Stored data entries:
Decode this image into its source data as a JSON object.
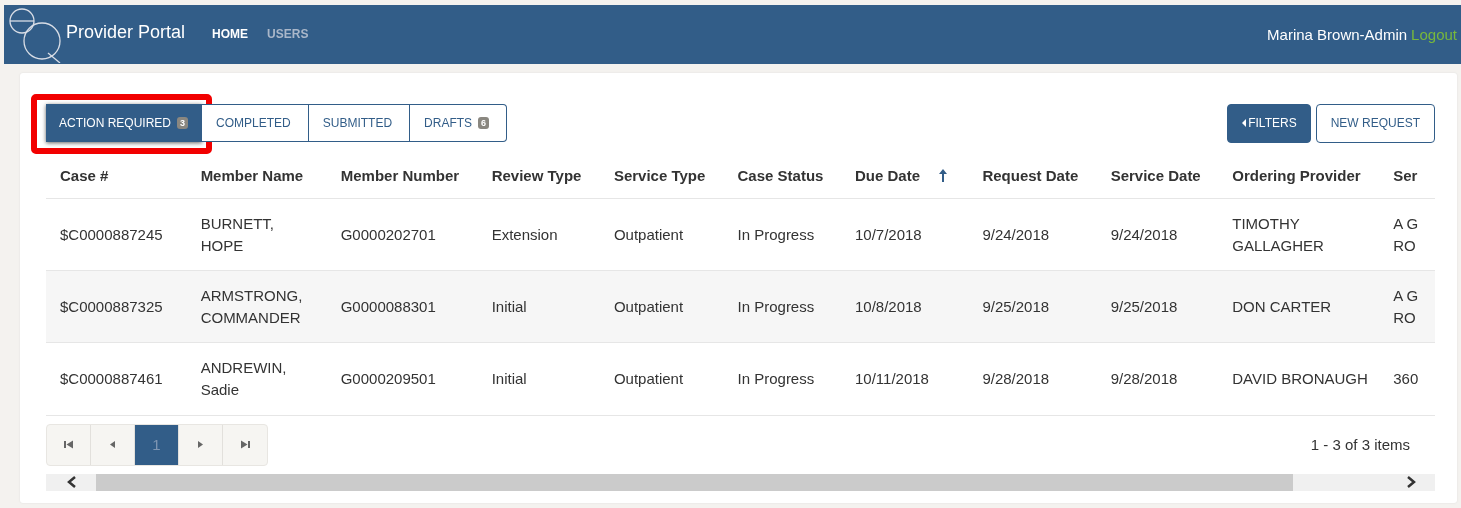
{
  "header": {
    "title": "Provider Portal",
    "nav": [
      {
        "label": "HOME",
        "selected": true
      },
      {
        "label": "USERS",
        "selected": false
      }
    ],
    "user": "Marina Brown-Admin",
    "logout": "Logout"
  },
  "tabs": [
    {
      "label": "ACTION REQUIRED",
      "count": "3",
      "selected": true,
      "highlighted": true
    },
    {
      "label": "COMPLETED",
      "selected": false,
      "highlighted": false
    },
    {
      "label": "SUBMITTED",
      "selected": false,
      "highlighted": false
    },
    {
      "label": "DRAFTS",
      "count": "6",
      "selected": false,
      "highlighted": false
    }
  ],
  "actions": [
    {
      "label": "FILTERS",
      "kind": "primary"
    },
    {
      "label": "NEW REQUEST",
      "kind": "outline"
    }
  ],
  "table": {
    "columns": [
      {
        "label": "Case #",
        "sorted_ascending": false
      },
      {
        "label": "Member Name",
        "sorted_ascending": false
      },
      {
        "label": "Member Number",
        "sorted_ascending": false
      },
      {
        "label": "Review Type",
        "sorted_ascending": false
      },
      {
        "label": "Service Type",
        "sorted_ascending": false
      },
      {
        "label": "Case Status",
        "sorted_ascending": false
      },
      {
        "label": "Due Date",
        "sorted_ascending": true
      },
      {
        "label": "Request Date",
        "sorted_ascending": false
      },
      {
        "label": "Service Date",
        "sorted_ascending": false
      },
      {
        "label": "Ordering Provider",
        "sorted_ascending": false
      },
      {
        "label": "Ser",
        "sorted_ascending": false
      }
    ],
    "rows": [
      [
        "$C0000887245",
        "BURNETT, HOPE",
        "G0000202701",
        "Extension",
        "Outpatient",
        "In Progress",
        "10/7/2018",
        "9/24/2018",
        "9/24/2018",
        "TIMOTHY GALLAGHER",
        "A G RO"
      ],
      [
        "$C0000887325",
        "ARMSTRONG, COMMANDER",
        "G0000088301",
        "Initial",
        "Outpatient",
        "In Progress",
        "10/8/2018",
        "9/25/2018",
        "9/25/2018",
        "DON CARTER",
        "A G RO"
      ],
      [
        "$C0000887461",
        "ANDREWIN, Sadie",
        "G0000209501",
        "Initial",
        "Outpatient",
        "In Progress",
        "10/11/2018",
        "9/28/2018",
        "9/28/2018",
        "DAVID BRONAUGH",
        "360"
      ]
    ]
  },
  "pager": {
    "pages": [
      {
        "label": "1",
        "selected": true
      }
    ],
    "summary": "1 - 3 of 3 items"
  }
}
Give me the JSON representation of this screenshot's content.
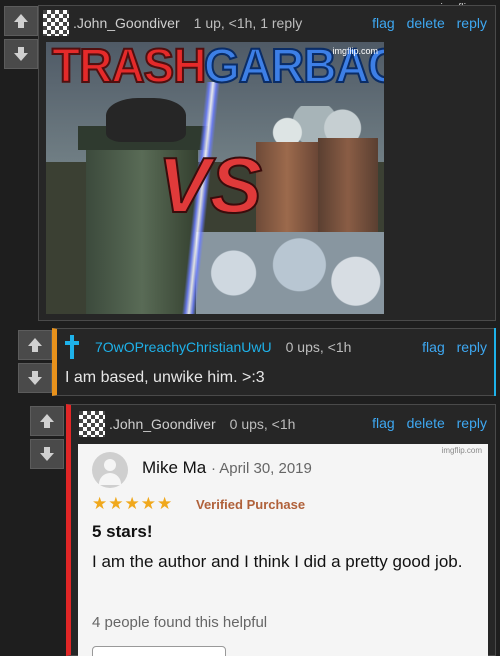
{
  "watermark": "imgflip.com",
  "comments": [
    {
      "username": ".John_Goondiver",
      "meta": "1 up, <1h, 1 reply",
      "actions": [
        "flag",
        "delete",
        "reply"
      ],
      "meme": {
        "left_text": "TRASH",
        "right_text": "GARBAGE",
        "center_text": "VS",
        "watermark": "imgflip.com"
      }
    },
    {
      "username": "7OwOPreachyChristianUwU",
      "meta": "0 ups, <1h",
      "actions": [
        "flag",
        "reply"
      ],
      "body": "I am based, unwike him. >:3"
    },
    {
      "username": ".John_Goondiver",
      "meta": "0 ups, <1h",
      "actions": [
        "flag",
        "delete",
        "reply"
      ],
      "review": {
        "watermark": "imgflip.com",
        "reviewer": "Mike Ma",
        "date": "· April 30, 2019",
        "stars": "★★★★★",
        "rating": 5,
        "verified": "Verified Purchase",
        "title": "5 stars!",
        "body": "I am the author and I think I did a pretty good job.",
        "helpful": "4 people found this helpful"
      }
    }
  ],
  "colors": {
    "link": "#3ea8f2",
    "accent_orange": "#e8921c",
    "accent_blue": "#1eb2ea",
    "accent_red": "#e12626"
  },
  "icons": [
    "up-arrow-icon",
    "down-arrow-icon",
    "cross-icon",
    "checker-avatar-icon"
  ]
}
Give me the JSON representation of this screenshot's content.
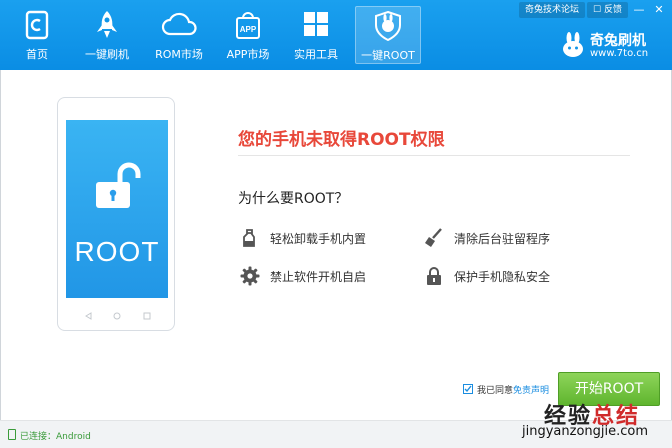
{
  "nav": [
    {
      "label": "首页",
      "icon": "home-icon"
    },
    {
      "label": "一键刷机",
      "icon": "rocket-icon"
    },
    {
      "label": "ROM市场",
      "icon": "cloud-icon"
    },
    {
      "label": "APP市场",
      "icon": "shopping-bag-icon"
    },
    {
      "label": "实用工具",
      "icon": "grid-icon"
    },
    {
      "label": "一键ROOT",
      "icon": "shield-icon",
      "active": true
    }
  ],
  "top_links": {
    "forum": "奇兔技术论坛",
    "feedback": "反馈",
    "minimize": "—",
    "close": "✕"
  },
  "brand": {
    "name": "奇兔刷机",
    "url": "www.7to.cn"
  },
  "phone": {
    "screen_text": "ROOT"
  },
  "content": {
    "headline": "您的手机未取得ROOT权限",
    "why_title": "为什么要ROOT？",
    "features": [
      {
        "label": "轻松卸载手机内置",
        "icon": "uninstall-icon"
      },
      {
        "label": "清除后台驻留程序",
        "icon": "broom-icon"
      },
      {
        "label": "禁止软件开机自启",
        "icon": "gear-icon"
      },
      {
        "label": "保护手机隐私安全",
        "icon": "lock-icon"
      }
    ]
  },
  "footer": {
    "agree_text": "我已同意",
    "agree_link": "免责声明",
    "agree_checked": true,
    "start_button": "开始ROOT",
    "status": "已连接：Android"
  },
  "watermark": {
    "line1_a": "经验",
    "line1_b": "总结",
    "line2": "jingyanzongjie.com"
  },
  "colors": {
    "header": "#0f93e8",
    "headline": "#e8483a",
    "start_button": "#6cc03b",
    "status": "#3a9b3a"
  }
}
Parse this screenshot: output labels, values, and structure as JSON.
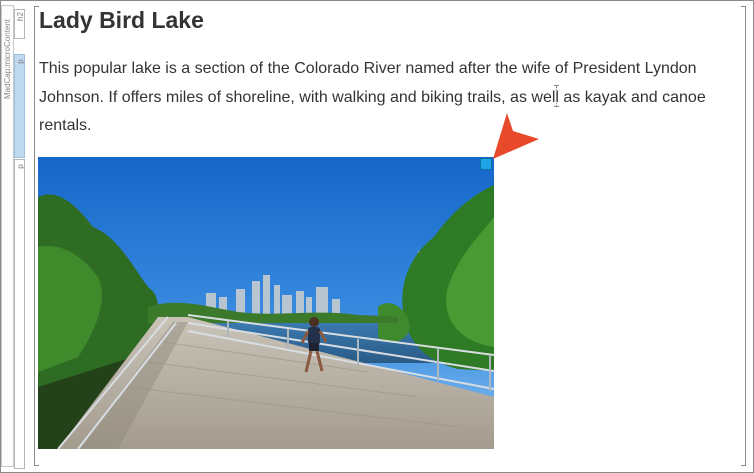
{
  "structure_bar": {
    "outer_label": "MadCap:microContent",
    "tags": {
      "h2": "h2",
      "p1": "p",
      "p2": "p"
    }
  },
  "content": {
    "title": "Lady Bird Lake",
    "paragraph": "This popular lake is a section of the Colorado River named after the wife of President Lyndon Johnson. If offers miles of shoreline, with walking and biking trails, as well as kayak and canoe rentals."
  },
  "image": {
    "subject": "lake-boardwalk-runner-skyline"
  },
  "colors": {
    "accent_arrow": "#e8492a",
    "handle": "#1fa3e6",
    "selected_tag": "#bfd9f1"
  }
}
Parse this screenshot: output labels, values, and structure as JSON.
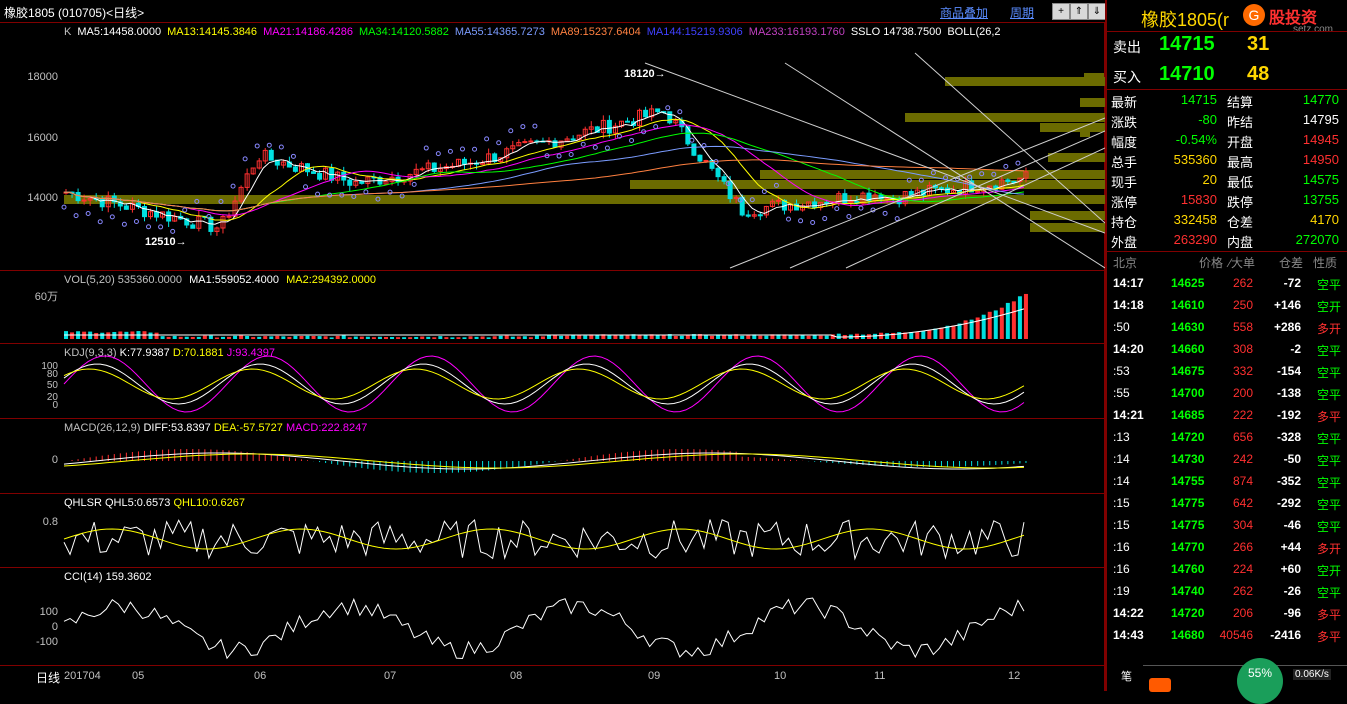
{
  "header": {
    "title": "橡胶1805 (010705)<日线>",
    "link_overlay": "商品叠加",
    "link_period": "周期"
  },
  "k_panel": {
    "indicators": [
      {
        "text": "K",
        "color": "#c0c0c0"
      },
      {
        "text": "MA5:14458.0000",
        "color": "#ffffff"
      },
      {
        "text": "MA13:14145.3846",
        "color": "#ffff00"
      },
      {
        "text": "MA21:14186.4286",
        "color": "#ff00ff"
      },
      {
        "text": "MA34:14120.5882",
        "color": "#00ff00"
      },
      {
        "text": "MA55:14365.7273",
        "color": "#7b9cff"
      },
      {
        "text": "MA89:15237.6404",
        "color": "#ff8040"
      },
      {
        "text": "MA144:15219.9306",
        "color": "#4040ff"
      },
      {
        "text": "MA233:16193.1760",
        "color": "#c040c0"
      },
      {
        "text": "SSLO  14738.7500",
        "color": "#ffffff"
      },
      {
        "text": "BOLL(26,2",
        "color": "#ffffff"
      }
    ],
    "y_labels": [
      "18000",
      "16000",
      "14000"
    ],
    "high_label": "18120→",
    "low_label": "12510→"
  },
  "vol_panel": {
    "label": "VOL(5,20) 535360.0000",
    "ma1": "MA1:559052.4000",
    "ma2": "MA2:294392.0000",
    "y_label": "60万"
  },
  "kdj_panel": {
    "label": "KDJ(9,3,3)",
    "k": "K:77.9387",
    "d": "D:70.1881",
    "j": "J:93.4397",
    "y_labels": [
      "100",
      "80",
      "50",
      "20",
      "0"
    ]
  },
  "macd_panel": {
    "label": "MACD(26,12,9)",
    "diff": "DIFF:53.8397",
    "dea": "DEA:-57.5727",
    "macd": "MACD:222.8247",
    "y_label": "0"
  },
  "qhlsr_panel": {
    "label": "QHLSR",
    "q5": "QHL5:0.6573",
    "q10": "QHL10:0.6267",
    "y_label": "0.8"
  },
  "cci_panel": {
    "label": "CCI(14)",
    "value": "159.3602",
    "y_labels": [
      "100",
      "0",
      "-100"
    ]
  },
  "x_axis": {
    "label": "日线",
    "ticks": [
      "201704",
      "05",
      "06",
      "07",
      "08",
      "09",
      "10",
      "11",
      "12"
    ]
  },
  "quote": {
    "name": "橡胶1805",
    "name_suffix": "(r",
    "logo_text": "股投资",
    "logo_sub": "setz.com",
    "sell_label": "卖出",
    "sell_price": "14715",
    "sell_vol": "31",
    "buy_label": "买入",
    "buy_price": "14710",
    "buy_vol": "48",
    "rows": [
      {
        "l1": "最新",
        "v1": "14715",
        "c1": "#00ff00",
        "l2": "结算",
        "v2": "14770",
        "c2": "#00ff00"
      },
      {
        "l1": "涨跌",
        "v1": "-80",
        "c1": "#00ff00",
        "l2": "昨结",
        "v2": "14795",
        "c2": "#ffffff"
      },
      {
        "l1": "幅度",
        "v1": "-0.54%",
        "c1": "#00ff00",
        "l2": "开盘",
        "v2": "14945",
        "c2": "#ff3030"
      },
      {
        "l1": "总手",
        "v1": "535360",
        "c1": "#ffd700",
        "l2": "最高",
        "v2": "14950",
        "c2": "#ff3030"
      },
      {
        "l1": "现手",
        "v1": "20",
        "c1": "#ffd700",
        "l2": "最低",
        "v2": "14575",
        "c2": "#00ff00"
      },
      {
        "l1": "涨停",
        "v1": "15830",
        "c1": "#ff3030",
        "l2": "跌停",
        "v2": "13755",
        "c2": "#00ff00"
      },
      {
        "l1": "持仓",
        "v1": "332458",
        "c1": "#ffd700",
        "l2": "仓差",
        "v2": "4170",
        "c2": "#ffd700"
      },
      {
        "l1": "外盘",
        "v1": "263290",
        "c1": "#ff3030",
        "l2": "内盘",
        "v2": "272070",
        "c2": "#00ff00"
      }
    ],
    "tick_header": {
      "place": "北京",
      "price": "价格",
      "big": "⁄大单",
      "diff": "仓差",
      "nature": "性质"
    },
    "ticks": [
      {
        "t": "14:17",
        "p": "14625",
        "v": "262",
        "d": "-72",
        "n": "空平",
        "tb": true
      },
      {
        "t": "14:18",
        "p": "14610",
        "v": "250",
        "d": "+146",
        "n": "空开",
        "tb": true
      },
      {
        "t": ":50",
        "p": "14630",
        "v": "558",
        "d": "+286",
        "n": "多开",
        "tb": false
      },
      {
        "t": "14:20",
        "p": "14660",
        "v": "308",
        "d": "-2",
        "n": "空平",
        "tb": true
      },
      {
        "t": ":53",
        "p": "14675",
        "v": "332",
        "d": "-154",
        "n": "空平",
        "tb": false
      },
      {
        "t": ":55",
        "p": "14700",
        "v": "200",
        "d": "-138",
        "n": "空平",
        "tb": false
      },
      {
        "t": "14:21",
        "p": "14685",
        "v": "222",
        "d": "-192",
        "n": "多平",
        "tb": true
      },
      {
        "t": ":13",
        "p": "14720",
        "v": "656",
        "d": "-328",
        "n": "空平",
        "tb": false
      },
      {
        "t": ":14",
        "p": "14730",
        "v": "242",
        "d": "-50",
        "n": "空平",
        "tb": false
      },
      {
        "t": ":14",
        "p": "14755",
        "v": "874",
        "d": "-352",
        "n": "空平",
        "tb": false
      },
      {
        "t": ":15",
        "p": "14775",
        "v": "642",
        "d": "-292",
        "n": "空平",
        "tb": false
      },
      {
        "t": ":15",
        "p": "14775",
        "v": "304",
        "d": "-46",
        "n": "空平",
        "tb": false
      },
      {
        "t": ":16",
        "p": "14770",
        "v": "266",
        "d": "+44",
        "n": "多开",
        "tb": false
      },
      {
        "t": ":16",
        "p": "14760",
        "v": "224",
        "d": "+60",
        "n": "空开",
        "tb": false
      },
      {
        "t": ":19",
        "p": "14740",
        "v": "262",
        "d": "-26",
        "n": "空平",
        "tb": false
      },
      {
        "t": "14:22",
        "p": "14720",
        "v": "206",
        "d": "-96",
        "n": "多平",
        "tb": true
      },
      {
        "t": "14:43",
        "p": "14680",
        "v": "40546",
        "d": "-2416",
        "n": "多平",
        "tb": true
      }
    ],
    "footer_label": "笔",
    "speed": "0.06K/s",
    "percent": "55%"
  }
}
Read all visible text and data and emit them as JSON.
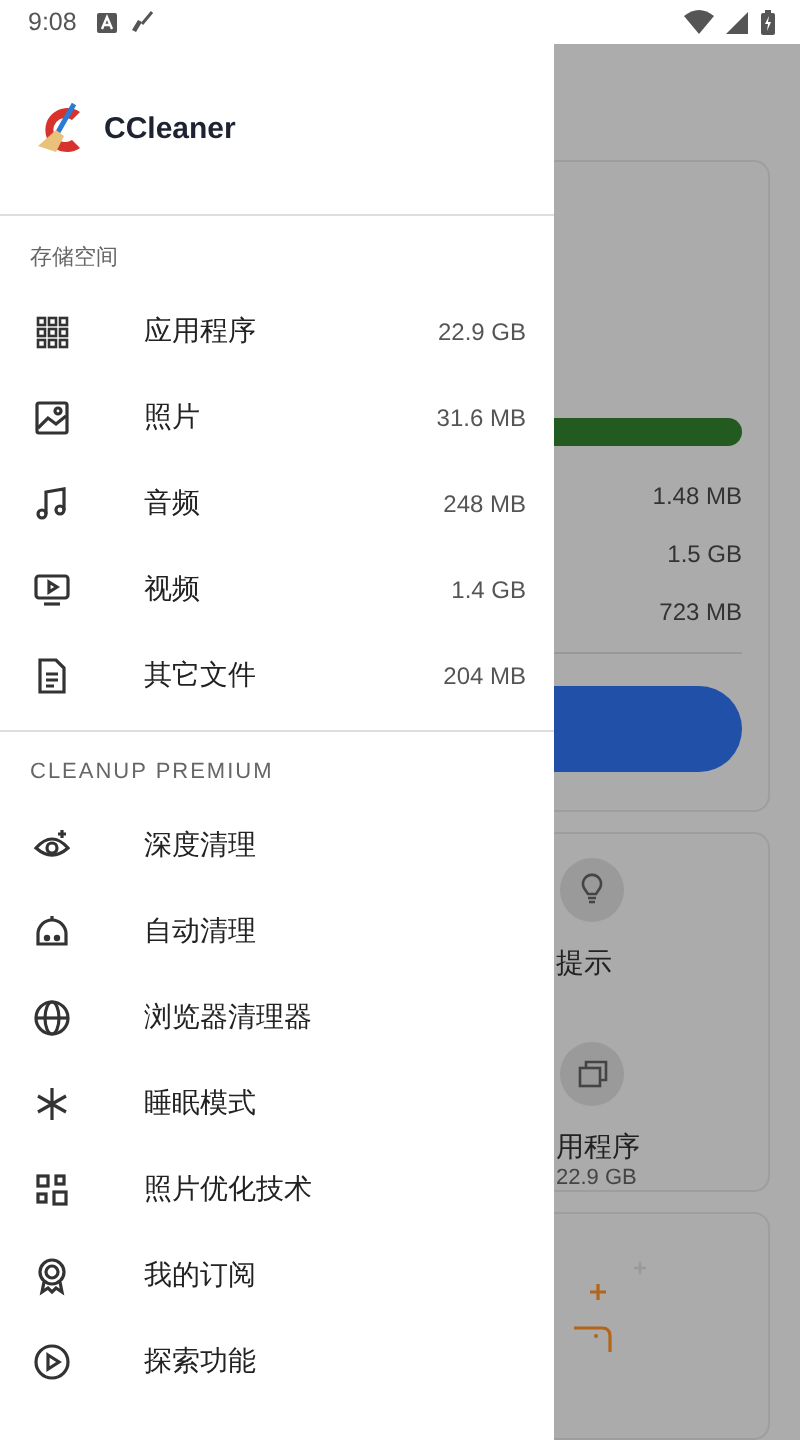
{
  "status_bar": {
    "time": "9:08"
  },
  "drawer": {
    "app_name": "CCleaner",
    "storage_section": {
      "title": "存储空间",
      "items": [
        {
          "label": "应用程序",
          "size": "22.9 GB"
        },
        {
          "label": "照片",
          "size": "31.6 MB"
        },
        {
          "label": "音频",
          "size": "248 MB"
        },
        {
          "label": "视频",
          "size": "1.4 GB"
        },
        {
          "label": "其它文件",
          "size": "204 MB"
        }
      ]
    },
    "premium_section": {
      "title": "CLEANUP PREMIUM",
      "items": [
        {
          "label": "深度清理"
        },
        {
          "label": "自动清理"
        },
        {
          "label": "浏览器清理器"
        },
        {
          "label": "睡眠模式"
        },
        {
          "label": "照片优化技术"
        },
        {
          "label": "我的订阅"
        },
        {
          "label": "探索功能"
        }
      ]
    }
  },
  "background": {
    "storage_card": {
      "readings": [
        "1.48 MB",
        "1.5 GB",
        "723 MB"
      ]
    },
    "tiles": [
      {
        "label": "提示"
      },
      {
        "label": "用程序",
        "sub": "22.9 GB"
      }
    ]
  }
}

#### [What the exercise asks]
Tally how many lines of the records hold the word "Member". Answer with the number only.

#### [Reply]
2